_Requirement_
Your answer should be a single number: the count of lines containing the string "System".

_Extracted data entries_
···

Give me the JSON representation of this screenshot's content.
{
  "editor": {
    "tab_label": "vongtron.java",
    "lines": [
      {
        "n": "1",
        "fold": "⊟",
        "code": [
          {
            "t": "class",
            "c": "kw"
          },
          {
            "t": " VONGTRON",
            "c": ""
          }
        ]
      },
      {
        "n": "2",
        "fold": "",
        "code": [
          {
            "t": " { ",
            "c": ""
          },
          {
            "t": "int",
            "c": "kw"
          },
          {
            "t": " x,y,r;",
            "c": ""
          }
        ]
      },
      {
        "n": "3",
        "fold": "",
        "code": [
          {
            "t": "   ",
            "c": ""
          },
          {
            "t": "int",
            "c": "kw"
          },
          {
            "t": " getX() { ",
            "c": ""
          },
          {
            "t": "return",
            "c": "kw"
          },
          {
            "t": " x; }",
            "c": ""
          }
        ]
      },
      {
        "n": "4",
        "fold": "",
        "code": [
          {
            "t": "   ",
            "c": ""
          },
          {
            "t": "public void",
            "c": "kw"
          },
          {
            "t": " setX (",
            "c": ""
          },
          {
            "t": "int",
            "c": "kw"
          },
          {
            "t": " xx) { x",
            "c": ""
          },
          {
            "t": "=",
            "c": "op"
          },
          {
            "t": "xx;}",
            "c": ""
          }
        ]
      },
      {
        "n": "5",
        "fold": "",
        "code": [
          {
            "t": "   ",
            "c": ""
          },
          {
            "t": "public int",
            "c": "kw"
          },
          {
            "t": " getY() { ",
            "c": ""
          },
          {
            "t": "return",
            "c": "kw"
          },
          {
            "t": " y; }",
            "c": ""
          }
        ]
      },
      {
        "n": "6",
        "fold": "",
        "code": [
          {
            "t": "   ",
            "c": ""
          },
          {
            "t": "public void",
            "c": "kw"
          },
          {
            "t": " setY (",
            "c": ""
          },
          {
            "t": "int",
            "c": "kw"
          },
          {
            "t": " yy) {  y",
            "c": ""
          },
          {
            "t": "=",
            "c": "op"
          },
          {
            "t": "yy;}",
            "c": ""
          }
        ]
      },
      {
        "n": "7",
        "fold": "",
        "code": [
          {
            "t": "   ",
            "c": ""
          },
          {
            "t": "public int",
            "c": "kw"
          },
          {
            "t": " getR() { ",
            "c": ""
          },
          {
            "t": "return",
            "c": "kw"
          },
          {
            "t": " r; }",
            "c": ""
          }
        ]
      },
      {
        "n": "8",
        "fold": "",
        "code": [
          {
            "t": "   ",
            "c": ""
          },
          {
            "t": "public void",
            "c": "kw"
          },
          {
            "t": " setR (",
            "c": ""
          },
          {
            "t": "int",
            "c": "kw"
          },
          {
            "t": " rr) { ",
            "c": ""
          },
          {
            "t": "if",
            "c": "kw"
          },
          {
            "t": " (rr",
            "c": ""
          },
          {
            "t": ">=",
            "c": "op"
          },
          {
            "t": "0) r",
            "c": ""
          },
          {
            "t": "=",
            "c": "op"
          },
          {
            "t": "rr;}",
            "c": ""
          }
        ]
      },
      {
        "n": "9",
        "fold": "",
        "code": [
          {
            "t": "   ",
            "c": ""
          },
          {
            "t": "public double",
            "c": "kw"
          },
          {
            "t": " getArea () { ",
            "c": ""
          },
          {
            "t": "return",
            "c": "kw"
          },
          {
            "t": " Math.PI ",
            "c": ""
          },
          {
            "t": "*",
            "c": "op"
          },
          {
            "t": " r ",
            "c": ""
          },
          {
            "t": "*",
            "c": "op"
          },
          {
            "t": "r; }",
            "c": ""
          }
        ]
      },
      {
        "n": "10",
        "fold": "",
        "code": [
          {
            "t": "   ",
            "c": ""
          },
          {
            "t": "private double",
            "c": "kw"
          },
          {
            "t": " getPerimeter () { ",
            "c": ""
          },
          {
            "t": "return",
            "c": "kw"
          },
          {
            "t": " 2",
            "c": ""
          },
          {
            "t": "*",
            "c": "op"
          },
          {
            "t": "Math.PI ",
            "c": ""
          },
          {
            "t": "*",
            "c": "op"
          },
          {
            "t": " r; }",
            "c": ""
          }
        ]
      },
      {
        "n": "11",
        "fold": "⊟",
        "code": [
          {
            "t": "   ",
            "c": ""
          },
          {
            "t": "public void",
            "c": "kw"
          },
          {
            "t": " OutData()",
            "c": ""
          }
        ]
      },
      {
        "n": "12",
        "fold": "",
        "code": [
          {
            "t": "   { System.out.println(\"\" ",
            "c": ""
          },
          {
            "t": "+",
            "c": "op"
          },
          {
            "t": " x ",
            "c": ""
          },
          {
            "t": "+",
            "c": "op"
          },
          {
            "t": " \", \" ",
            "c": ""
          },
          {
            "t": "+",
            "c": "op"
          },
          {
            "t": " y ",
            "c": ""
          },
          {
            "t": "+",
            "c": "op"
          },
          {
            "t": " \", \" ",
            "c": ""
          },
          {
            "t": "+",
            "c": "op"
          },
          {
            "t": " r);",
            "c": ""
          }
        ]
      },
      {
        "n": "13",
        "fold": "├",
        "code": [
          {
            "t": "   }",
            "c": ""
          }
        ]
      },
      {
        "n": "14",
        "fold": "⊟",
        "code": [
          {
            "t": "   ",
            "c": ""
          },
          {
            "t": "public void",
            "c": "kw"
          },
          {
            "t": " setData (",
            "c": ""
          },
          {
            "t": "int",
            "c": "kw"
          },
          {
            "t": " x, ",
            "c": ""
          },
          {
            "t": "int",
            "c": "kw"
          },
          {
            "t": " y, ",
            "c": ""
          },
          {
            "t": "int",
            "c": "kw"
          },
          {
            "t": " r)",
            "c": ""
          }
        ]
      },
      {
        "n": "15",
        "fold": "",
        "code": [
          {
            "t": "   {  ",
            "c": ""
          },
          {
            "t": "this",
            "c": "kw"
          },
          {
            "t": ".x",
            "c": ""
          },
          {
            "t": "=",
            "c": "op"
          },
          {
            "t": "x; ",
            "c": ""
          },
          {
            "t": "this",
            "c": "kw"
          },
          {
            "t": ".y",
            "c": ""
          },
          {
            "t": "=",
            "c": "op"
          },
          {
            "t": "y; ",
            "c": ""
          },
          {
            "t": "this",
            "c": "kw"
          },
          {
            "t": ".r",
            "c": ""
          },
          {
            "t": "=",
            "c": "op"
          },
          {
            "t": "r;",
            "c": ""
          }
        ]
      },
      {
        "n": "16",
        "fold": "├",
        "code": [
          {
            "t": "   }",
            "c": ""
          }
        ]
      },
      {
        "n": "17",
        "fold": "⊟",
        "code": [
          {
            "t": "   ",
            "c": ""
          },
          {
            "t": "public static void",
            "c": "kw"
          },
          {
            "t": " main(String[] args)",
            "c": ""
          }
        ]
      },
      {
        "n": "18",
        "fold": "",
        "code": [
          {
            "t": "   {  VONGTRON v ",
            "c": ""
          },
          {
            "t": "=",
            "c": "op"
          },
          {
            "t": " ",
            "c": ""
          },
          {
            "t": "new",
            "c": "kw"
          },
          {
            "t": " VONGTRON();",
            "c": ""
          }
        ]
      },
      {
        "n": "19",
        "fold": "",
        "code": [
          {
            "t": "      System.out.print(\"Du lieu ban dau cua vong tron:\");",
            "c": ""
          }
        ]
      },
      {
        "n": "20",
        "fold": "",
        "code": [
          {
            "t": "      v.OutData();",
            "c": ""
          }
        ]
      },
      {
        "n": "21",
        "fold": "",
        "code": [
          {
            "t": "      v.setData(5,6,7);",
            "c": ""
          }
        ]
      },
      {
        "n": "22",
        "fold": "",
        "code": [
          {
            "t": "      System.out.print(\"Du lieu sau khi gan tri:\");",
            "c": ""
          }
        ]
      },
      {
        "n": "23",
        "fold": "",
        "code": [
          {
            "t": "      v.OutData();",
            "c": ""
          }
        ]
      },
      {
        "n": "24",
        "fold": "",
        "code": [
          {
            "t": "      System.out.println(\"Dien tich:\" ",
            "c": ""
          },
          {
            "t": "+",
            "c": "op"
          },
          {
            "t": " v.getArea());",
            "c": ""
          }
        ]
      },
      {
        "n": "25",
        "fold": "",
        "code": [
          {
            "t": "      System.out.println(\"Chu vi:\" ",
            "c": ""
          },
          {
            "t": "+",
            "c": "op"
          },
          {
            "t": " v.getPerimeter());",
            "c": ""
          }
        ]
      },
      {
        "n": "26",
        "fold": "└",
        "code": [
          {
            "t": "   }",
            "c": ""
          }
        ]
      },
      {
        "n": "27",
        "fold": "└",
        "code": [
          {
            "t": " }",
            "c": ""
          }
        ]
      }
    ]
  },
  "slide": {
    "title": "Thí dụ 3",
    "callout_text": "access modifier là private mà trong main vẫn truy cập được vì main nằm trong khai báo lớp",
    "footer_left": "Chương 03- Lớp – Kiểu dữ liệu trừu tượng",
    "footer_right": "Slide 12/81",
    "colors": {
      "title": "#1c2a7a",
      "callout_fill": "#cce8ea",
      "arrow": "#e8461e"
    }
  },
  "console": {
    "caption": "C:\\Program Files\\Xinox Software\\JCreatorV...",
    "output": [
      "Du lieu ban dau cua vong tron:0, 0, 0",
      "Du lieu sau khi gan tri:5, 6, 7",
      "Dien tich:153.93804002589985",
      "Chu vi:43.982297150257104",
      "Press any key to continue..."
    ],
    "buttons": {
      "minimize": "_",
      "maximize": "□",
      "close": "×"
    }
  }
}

···

_Result_
5